▶ RECORD EXTRACTS:
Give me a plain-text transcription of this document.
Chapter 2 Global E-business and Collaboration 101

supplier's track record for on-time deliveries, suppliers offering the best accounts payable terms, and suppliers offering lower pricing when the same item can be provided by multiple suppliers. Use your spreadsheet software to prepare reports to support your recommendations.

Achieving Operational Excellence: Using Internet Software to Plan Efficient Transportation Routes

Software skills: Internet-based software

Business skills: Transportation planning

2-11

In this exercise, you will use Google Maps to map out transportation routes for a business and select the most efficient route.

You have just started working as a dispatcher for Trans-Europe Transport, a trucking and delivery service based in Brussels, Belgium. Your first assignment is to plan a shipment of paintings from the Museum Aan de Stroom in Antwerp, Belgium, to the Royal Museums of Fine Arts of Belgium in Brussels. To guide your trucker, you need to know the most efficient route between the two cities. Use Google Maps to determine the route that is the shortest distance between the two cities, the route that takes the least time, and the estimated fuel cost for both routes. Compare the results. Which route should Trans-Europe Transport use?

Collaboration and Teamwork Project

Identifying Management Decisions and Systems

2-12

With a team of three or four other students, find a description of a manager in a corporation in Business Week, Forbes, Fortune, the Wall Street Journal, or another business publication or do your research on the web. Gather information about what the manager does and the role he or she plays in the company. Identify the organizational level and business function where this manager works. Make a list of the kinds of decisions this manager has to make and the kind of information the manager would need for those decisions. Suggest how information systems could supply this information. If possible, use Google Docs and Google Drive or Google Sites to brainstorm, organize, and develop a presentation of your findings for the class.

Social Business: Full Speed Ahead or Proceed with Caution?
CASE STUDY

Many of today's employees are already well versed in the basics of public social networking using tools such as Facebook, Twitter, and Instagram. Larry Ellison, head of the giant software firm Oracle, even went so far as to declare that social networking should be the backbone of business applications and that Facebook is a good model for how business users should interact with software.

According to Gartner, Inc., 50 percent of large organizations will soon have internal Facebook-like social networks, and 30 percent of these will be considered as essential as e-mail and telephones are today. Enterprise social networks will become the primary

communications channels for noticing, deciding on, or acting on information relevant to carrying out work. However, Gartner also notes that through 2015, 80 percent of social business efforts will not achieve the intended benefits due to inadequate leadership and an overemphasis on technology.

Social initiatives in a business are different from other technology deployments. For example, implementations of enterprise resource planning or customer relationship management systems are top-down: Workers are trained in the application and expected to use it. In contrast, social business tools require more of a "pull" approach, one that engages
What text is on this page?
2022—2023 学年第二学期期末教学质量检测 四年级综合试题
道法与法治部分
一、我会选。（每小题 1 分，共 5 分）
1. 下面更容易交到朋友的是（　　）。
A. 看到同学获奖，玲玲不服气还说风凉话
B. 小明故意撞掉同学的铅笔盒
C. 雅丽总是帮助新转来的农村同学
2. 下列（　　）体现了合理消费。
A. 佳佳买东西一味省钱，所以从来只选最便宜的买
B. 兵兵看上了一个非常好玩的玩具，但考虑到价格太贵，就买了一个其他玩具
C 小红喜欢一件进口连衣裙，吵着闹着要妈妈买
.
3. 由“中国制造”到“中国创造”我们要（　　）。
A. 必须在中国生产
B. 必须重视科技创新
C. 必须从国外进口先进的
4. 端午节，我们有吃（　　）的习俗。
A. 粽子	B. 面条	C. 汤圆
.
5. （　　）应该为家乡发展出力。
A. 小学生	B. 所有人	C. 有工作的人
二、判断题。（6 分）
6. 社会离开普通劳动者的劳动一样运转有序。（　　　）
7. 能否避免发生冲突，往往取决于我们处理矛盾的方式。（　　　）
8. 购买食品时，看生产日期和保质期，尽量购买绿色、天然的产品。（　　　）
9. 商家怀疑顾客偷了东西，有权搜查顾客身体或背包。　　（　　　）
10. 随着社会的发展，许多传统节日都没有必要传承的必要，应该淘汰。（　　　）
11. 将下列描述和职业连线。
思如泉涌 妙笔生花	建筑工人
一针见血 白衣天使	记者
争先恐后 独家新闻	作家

▶ YOUR OBJECTIVE:
Set down every record above exactly as given.

▶ ANSWER IN FULL:
Give me a plain-text transcription of this document.
Chapter 2 Global E-business and Collaboration 101

supplier's track record for on-time deliveries, suppliers offering the best accounts payable terms, and suppliers offering lower pricing when the same item can be provided by multiple suppliers. Use your spreadsheet software to prepare reports to support your recommendations.

Achieving Operational Excellence: Using Internet Software to Plan Efficient Transportation Routes

Software skills: Internet-based software

Business skills: Transportation planning

2-11

In this exercise, you will use Google Maps to map out transportation routes for a business and select the most efficient route.

You have just started working as a dispatcher for Trans-Europe Transport, a trucking and delivery service based in Brussels, Belgium. Your first assignment is to plan a shipment of paintings from the Museum Aan de Stroom in Antwerp, Belgium, to the Royal Museums of Fine Arts of Belgium in Brussels. To guide your trucker, you need to know the most efficient route between the two cities. Use Google Maps to determine the route that is the shortest distance between the two cities, the route that takes the least time, and the estimated fuel cost for both routes. Compare the results. Which route should Trans-Europe Transport use?

Collaboration and Teamwork Project

Identifying Management Decisions and Systems

2-12

With a team of three or four other students, find a description of a manager in a corporation in Business Week, Forbes, Fortune, the Wall Street Journal, or another business publication or do your research on the web. Gather information about what the manager does and the role he or she plays in the company. Identify the organizational level and business function where this manager works. Make a list of the kinds of decisions this manager has to make and the kind of information the manager would need for those decisions. Suggest how information systems could supply this information. If possible, use Google Docs and Google Drive or Google Sites to brainstorm, organize, and develop a presentation of your findings for the class.

Social Business: Full Speed Ahead or Proceed with Caution?
CASE STUDY

Many of today's employees are already well versed in the basics of public social networking using tools such as Facebook, Twitter, and Instagram. Larry Ellison, head of the giant software firm Oracle, even went so far as to declare that social networking should be the backbone of business applications and that Facebook is a good model for how business users should interact with software.

According to Gartner, Inc., 50 percent of large organizations will soon have internal Facebook-like social networks, and 30 percent of these will be considered as essential as e-mail and telephones are today. Enterprise social networks will become the primary

communications channels for noticing, deciding on, or acting on information relevant to carrying out work. However, Gartner also notes that through 2015, 80 percent of social business efforts will not achieve the intended benefits due to inadequate leadership and an overemphasis on technology.

Social initiatives in a business are different from other technology deployments. For example, implementations of enterprise resource planning or customer relationship management systems are top-down: Workers are trained in the application and expected to use it. In contrast, social business tools require more of a "pull" approach, one that engages
What text is on this page?
2022—2023 学年第二学期期末教学质量检测 四年级综合试题
道法与法治部分
一、我会选。（每小题 1 分，共 5 分）
1. 下面更容易交到朋友的是（　　）。
A. 看到同学获奖，玲玲不服气还说风凉话
B. 小明故意撞掉同学的铅笔盒
C. 雅丽总是帮助新转来的农村同学
2. 下列（　　）体现了合理消费。
A. 佳佳买东西一味省钱，所以从来只选最便宜的买
B. 兵兵看上了一个非常好玩的玩具，但考虑到价格太贵，就买了一个其他玩具
C 小红喜欢一件进口连衣裙，吵着闹着要妈妈买
.
3. 由“中国制造”到“中国创造”我们要（　　）。
A. 必须在中国生产
B. 必须重视科技创新
C. 必须从国外进口先进的
4. 端午节，我们有吃（　　）的习俗。
A. 粽子	B. 面条	C. 汤圆
.
5. （　　）应该为家乡发展出力。
A. 小学生	B. 所有人	C. 有工作的人
二、判断题。（6 分）
6. 社会离开普通劳动者的劳动一样运转有序。（　　　）
7. 能否避免发生冲突，往往取决于我们处理矛盾的方式。（　　　）
8. 购买食品时，看生产日期和保质期，尽量购买绿色、天然的产品。（　　　）
9. 商家怀疑顾客偷了东西，有权搜查顾客身体或背包。　　（　　　）
10. 随着社会的发展，许多传统节日都没有必要传承的必要，应该淘汰。（　　　）
11. 将下列描述和职业连线。
思如泉涌 妙笔生花	建筑工人
一针见血 白衣天使	记者
争先恐后 独家新闻	作家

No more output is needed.